• _Work to complete_
**1)** Answer these questions from the 2004 AMC 10B problem page, one per line, marked (a), (b) and (c):
(a) What lengths does the problem give for AB, AC and BC?
(b) Which theorem does Solution 1 use?
(c) What value for BE does Solution 2 find?
**2)** Proceed with the 2004 AMC 10B problem page, picking up right after its last sentence.

• _Excerpt to read_
2004 AMC 10B Problems/Problem 24

Revision as of 21:58, 24 July 2023 by Qqzzxue (talk | contribs) (Solution 2)

Problem

In triangle $ABC$ we have $AB=7$, $AC=8$, $BC=9$. Point $D$ is on the circumscribed circle of the triangle so that $AD$ bisects angle $BAC$. What is the value of $\frac{AD}{CD}$?

$\text{(A) } \dfrac{9}{8} \qquad \text{(B) } \dfrac{5}{3} \qquad \text{(C) } 2 \qquad \text{(D) } \dfrac{17}{7} \qquad \text{(E) } \dfrac{5}{2}$

Solution 1

Set $\overline{BD}$'s length as $x$. $\overline{CD}$'s length must also be $x$ since $\angle BAD$ and $\angle DAC$ intercept arcs of equal length (because $\angle BAD=\angle DAC$). Using Ptolemy's Theorem, $7x+8x=9(AD)$. The ratio is $\frac{5}{3}\implies\boxed{\text{(B)}}$

Solution 2

[asy] import graph; import geometry; import markers;  unitsize(0.5 cm);  pair A, B, C, D, E, I;  A = (11/3,8*sqrt(5)/3); B = (0,0); C = (9,0); I = incenter(A,B,C); D = intersectionpoint(I--(I + 2*(I - A)), circumcircle(A,B,C)); E = extension(A,D,B,C);  draw(A--B--C--cycle); draw(circumcircle(A,B,C)); draw(D--A); draw(D--B); draw(D--C);  label("$A$", A, N); label("$B$", B, SW); label("$C$", C, SE); label("$D$", D, S); label("$E$", E, NE);  markangle(radius = 20,B, A, C, marker(markinterval(2,stickframe(1,2mm),true))); markangle(radius = 20,B, C, D, marker(markinterval(1,stickframe(1,2mm),true))); markangle(radius = 20,D, B, C, marker(markinterval(1,stickframe(1,2mm),true))); markangle(radius = 20,C, B, A, marker(markinterval(1,stickframe(2,2mm),true))); markangle(radius = 20,C, D, A, marker(markinterval(1,stickframe(2,2mm),true))); [/asy] Let $E = \overline{BC}\cap \overline{AD}$. Observe that $\angle ABC \cong \angle ADC$ because they both subtend arc $\overarc{AC}.$

Furthermore, $\angle BAE \cong \angle EAC$ because $\overline{AE}$ is an angle bisector, so $\triangle ABE \sim \triangle ADC$ by $\text{AA}$ similarity. Then $\dfrac{AD}{AB} = \dfrac{CD}{BE}$. By the Angle Bisector Theorem, $\dfrac{7}{BE} = \dfrac{8}{CE}$, so $\dfrac{7}{BE} = \dfrac{8}{9-BE}$. This in turn gives $BE = \frac{21}{5}$. Plugging this into the similarity proportion gives: $\dfrac{AD}{7} = \dfrac{CD}{\tfrac{21}{5}} \implies \dfrac{AD}{CD} = {\dfrac{5}{3}} = \boxed{\text{(B)}}$.

• _Raw data_

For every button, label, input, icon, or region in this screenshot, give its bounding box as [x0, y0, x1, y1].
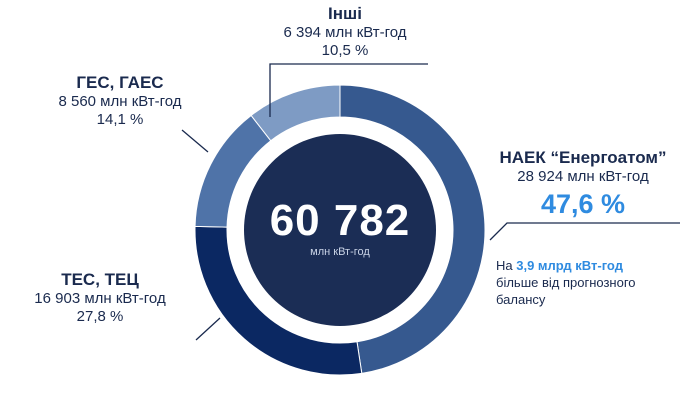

• _Results in order_
**1)**
(a) AB = 7, AC = 8, BC = 9.
(b) Ptolemy's Theorem.
(c) BE = 21/5.

**2)**
Solution 3

We know that $\overline{AD}$ bisects $\angle BAC$, so $\angle BAD = \angle CAD$. Additionally, $\angle BAD$ and $\angle BCD$ subtend the same arc, giving $\angle BAD = \angle BCD$. Similarly, $\angle CAD = \angle CBD$ and $\angle ABC = \angle ADC$.

These angle relationships tell us that $\triangle ABE\sim \triangle ADC$ by AA Similarity, so $AD/CD = AB/BE$. By the angle bisector theorem, $AB/BE = AC/CE$. Hence, \[\frac{AB}{BE} = \frac{AC}{CE} = \frac{AB + AC}{BE + CE} = \frac{AB + AC}{BC} = \frac{7 + 8}{9} = \frac{15}{9} = \boxed{\text{(B)} \frac{5}{3}}.\]

--vaporwave

See Also

2004 AMC 10B (ProblemsAnswer KeyResources)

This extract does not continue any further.